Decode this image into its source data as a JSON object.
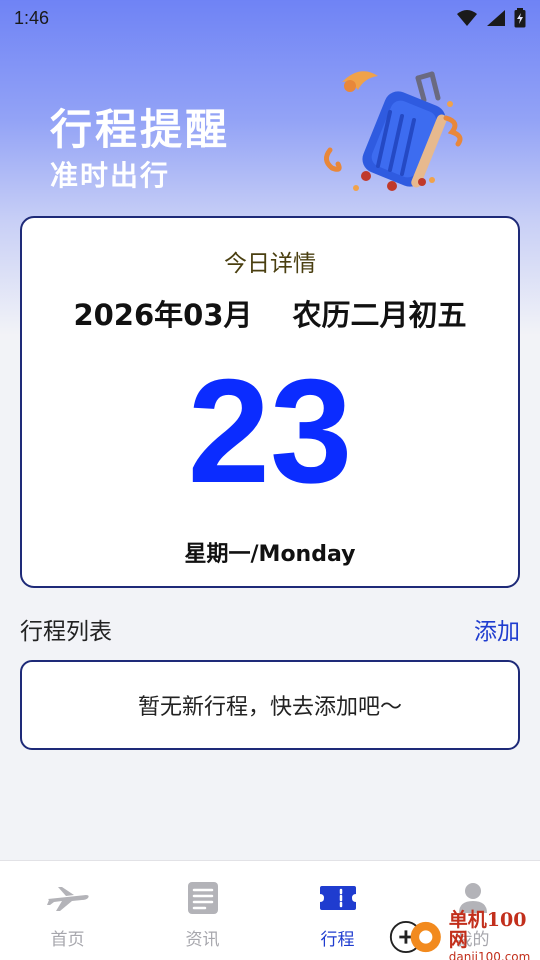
{
  "status_bar": {
    "time": "1:46"
  },
  "hero": {
    "title": "行程提醒",
    "subtitle": "准时出行"
  },
  "today": {
    "heading": "今日详情",
    "year_month": "2026年03月",
    "lunar": "农历二月初五",
    "day": "23",
    "weekday": "星期一/Monday"
  },
  "trips": {
    "title": "行程列表",
    "add_label": "添加",
    "empty_message": "暂无新行程，快去添加吧～"
  },
  "nav": {
    "items": [
      {
        "label": "首页",
        "icon": "airplane-icon"
      },
      {
        "label": "资讯",
        "icon": "news-icon"
      },
      {
        "label": "行程",
        "icon": "ticket-icon",
        "active": true
      },
      {
        "label": "我的",
        "icon": "person-icon"
      }
    ]
  },
  "watermark": {
    "main": "单机100网",
    "sub": "danji100.com"
  },
  "colors": {
    "accent": "#1f3ccf",
    "day_number": "#0b2cff",
    "card_border": "#1e2a78"
  }
}
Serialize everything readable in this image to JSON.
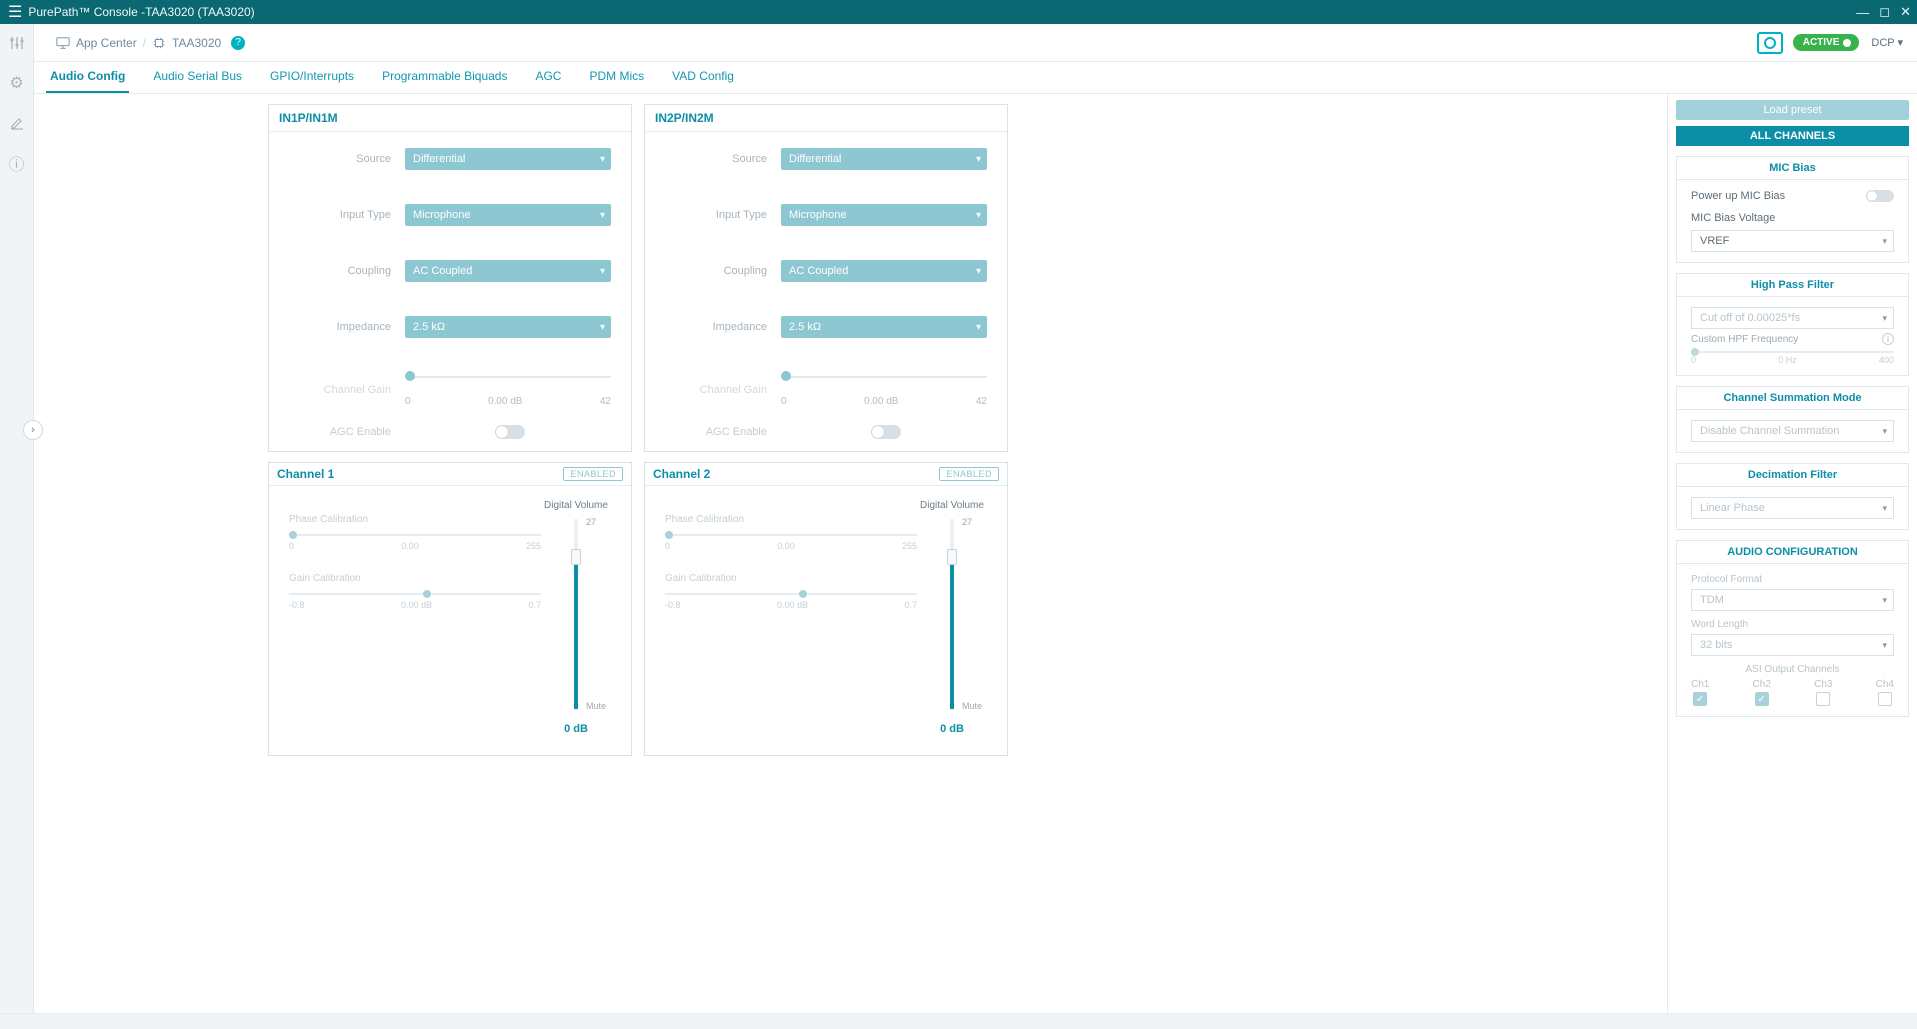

* * * *

Scan the entries above for the word "this" and collect each line holding it.

Decode this image into its source data as a JSON object.
Serialize everything readable in this image to JSON.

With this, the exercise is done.